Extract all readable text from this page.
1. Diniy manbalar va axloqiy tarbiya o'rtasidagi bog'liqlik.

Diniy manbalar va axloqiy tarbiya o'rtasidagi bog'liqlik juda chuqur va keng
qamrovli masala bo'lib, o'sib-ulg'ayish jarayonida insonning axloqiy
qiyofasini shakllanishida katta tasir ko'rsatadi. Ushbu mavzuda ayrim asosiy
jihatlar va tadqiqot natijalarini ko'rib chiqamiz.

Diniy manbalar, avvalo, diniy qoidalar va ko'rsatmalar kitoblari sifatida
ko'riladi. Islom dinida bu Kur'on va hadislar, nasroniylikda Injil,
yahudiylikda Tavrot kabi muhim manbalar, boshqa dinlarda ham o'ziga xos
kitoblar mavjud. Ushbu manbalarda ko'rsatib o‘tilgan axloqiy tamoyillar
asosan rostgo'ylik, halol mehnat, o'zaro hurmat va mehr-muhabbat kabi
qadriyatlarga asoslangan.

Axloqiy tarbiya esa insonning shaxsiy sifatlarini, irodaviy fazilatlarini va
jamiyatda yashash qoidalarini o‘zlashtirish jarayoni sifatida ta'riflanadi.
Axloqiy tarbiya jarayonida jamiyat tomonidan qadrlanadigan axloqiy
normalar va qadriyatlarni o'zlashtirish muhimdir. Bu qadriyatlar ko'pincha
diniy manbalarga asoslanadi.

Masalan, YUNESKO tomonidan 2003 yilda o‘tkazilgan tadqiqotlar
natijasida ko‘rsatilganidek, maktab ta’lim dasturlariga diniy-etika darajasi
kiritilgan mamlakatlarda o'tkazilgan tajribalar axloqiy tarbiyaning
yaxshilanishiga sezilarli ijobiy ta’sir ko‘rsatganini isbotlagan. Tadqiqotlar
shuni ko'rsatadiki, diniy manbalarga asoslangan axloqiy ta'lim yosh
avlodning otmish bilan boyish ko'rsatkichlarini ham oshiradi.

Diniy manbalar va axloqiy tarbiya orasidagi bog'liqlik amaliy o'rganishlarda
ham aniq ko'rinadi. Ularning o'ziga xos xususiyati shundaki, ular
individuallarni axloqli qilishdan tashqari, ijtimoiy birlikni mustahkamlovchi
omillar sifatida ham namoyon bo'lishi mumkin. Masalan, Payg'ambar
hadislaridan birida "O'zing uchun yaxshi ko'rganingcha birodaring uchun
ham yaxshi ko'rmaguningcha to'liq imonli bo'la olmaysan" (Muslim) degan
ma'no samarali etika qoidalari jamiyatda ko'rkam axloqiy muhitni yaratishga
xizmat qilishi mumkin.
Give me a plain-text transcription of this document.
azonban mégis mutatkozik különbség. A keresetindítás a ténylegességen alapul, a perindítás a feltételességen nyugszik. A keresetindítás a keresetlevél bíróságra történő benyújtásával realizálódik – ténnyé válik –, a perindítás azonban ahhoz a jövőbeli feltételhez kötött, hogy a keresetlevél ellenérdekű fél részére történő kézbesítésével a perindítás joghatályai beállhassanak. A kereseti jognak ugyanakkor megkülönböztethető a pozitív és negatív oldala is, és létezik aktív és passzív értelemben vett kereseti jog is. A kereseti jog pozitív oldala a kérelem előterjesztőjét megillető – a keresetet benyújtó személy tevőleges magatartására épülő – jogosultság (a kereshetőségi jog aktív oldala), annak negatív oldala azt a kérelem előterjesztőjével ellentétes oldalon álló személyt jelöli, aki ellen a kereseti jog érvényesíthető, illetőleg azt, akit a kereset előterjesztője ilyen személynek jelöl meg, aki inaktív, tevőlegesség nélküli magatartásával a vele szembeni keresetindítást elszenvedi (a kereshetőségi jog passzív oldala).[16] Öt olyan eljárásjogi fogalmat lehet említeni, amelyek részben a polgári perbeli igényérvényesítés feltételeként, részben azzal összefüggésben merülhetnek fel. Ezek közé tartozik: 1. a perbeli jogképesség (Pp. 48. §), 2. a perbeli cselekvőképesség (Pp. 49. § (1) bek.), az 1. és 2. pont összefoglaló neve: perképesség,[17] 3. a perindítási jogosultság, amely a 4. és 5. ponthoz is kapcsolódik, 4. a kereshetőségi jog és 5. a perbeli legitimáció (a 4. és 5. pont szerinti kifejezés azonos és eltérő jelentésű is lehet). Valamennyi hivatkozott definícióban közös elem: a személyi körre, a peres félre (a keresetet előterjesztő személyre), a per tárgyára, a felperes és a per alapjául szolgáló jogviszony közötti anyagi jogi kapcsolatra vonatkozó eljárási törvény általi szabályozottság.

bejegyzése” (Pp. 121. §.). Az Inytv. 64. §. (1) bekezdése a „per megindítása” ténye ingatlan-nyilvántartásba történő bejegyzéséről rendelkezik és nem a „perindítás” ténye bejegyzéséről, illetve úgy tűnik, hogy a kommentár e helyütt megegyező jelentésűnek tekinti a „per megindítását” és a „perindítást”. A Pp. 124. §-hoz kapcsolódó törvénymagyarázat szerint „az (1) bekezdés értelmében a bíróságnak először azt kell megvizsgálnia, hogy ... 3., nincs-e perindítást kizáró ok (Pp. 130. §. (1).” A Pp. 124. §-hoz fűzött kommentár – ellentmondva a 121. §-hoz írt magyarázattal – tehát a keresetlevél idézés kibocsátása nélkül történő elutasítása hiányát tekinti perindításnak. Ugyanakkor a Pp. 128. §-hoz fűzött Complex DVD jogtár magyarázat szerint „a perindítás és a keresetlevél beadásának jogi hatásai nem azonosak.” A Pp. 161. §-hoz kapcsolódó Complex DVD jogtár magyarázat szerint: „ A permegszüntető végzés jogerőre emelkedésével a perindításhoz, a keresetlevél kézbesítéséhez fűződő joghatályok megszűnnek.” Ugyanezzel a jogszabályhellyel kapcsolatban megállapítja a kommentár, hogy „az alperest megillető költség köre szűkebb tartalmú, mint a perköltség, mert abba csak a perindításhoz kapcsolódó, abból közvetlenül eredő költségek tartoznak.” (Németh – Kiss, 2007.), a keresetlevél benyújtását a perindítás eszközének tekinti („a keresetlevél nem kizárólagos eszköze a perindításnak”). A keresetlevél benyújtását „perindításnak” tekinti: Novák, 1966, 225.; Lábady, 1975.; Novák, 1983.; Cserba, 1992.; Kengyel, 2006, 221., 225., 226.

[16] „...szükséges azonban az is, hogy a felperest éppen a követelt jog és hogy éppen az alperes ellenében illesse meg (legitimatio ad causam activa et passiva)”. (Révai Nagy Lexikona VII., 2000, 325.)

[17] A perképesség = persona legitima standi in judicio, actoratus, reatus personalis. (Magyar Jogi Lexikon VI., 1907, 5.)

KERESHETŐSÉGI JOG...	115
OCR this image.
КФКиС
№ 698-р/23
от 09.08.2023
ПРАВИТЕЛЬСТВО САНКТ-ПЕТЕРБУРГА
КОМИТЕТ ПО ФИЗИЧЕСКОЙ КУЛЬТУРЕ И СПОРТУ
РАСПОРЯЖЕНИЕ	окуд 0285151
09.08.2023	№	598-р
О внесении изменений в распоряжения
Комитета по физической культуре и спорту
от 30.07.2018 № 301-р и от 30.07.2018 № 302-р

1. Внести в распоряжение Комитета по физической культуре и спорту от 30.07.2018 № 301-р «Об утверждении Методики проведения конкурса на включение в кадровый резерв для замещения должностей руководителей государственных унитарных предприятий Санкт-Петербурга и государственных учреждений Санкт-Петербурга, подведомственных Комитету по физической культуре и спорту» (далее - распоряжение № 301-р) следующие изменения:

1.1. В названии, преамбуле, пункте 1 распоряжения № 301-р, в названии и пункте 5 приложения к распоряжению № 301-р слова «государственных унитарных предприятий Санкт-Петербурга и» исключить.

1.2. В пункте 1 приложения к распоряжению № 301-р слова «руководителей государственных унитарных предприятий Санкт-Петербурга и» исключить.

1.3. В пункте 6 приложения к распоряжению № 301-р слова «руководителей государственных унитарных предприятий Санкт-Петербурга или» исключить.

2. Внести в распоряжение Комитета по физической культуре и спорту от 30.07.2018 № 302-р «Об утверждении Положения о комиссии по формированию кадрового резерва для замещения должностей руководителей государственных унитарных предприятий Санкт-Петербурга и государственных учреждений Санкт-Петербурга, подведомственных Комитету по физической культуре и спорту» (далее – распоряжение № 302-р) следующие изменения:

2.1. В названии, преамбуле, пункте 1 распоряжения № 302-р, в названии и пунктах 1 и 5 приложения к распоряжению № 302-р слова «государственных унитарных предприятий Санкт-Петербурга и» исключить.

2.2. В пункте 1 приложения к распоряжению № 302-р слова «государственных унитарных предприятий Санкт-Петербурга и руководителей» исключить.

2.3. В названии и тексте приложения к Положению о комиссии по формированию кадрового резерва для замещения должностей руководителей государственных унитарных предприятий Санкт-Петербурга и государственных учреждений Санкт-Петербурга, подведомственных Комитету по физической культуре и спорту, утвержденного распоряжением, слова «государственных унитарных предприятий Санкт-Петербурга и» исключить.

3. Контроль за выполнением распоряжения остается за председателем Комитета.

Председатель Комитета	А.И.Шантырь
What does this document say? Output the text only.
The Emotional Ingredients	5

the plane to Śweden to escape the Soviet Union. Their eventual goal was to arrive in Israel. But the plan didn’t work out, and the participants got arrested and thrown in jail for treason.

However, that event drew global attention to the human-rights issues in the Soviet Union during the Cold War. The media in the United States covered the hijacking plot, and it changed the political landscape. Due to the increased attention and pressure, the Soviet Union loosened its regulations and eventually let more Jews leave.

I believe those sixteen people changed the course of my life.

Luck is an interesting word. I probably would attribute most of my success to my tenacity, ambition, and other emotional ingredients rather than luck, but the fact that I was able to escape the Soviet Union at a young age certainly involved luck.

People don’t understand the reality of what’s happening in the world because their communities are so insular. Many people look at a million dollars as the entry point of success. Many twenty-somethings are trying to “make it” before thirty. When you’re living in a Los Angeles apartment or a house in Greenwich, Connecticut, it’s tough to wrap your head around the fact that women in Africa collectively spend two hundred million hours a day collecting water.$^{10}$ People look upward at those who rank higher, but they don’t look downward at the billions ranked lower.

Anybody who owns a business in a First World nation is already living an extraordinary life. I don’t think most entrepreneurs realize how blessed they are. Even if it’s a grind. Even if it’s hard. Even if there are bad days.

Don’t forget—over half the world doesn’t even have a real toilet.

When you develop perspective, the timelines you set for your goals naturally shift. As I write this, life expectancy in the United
= = =
— GIVEN INSTRUCTION —
Go through the data and gather every line that holds "исключить".

— ANSWER FOR THE TASK —
1.1. В названии, преамбуле, пункте 1 распоряжения № 301-р, в названии и пункте 5 приложения к распоряжению № 301-р слова «государственных унитарных предприятий Санкт-Петербурга и» исключить.
1.2. В пункте 1 приложения к распоряжению № 301-р слова «руководителей государственных унитарных предприятий Санкт-Петербурга и» исключить.
1.3. В пункте 6 приложения к распоряжению № 301-р слова «руководителей государственных унитарных предприятий Санкт-Петербурга или» исключить.
2.1. В названии, преамбуле, пункте 1 распоряжения № 302-р, в названии и пунктах 1 и 5 приложения к распоряжению № 302-р слова «государственных унитарных предприятий Санкт-Петербурга и» исключить.
2.2. В пункте 1 приложения к распоряжению № 302-р слова «государственных унитарных предприятий Санкт-Петербурга и руководителей» исключить.
2.3. В названии и тексте приложения к Положению о комиссии по формированию кадрового резерва для замещения должностей руководителей государственных унитарных предприятий Санкт-Петербурга и государственных учреждений Санкт-Петербурга, подведомственных Комитету по физической культуре и спорту, утвержденного распоряжением, слова «государственных унитарных предприятий Санкт-Петербурга и» исключить.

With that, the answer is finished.